━━ EXTRACTED ENTRIES ━━

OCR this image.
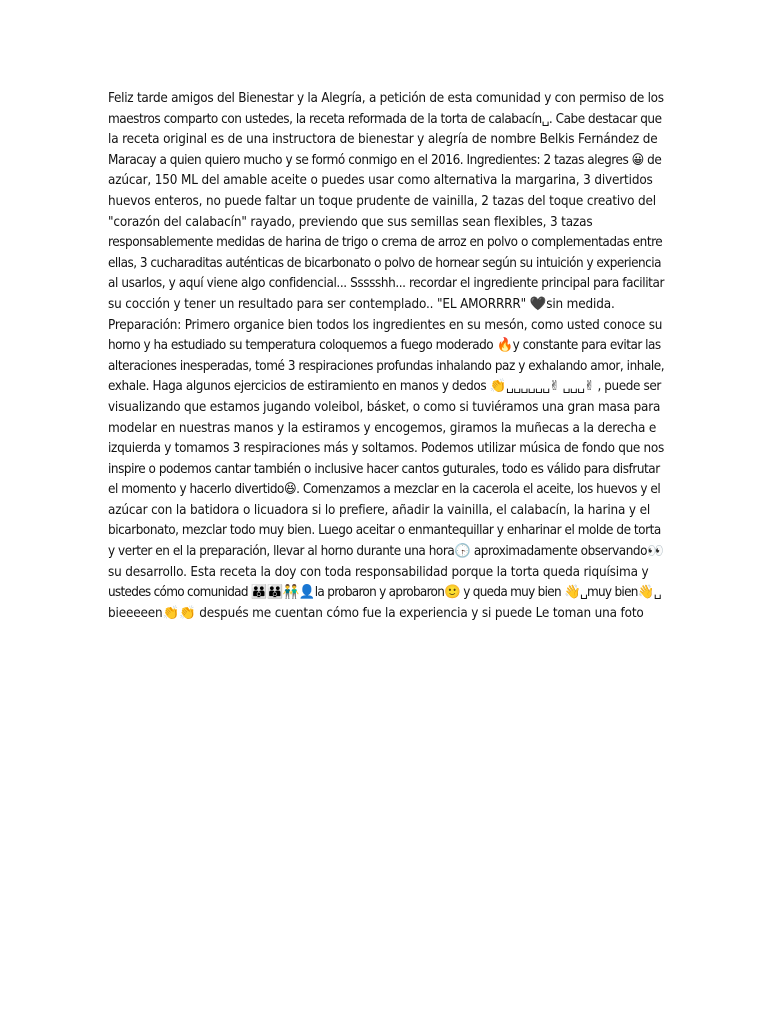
Feliz tarde amigos del Bienestar y la Alegría, a petición de esta comunidad y con permiso de los
maestros comparto con ustedes, la receta reformada de la torta de calabacín␣. Cabe destacar que
la receta original es de una instructora de bienestar y alegría de nombre Belkis Fernández de
Maracay a quien quiero mucho y se formó conmigo en el 2016. Ingredientes: 2 tazas alegres 😀 de
azúcar, 150 ML del amable aceite o puedes usar como alternativa la margarina, 3 divertidos
huevos enteros, no puede faltar un toque prudente de vainilla, 2 tazas del toque creativo del
"corazón del calabacín" rayado, previendo que sus semillas sean flexibles, 3 tazas
responsablemente medidas de harina de trigo o crema de arroz en polvo o complementadas entre
ellas, 3 cucharaditas auténticas de bicarbonato o polvo de hornear según su intuición y experiencia
al usarlos, y aquí viene algo confidencial... Ssssshh... recordar el ingrediente principal para facilitar
su cocción y tener un resultado para ser contemplado.. "EL AMORRRR" 🖤sin medida.
Preparación: Primero organice bien todos los ingredientes en su mesón, como usted conoce su
horno y ha estudiado su temperatura coloquemos a fuego moderado 🔥y constante para evitar las
alteraciones inesperadas, tomé 3 respiraciones profundas inhalando paz y exhalando amor, inhale,
exhale. Haga algunos ejercicios de estiramiento en manos y dedos 👏␣␣␣␣␣␣✌ ␣␣␣✌ , puede ser
visualizando que estamos jugando voleibol, básket, o como si tuviéramos una gran masa para
modelar en nuestras manos y la estiramos y encogemos, giramos la muñecas a la derecha e
izquierda y tomamos 3 respiraciones más y soltamos. Podemos utilizar música de fondo que nos
inspire o podemos cantar también o inclusive hacer cantos guturales, todo es válido para disfrutar
el momento y hacerlo divertido😆. Comenzamos a mezclar en la cacerola el aceite, los huevos y el
azúcar con la batidora o licuadora si lo prefiere, añadir la vainilla, el calabacín, la harina y el
bicarbonato, mezclar todo muy bien. Luego aceitar o enmantequillar y enharinar el molde de torta
y verter en el la preparación, llevar al horno durante una hora🕞 aproximadamente observando👀
su desarrollo. Esta receta la doy con toda responsabilidad porque la torta queda riquísima y
ustedes cómo comunidad 👪👪👬👤la probaron y aprobaron🙂 y queda muy bien 👋␣muy bien👋␣
bieeeeen👏👏 después me cuentan cómo fue la experiencia y si puede Le toman una foto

━━━

-- GIVEN TASK --
Select every line of the records holding the string "torta".

-- FINAL RESULT --
maestros comparto con ustedes, la receta reformada de la torta de calabacín␣. Cabe destacar que
bicarbonato, mezclar todo muy bien. Luego aceitar o enmantequillar y enharinar el molde de torta
su desarrollo. Esta receta la doy con toda responsabilidad porque la torta queda riquísima y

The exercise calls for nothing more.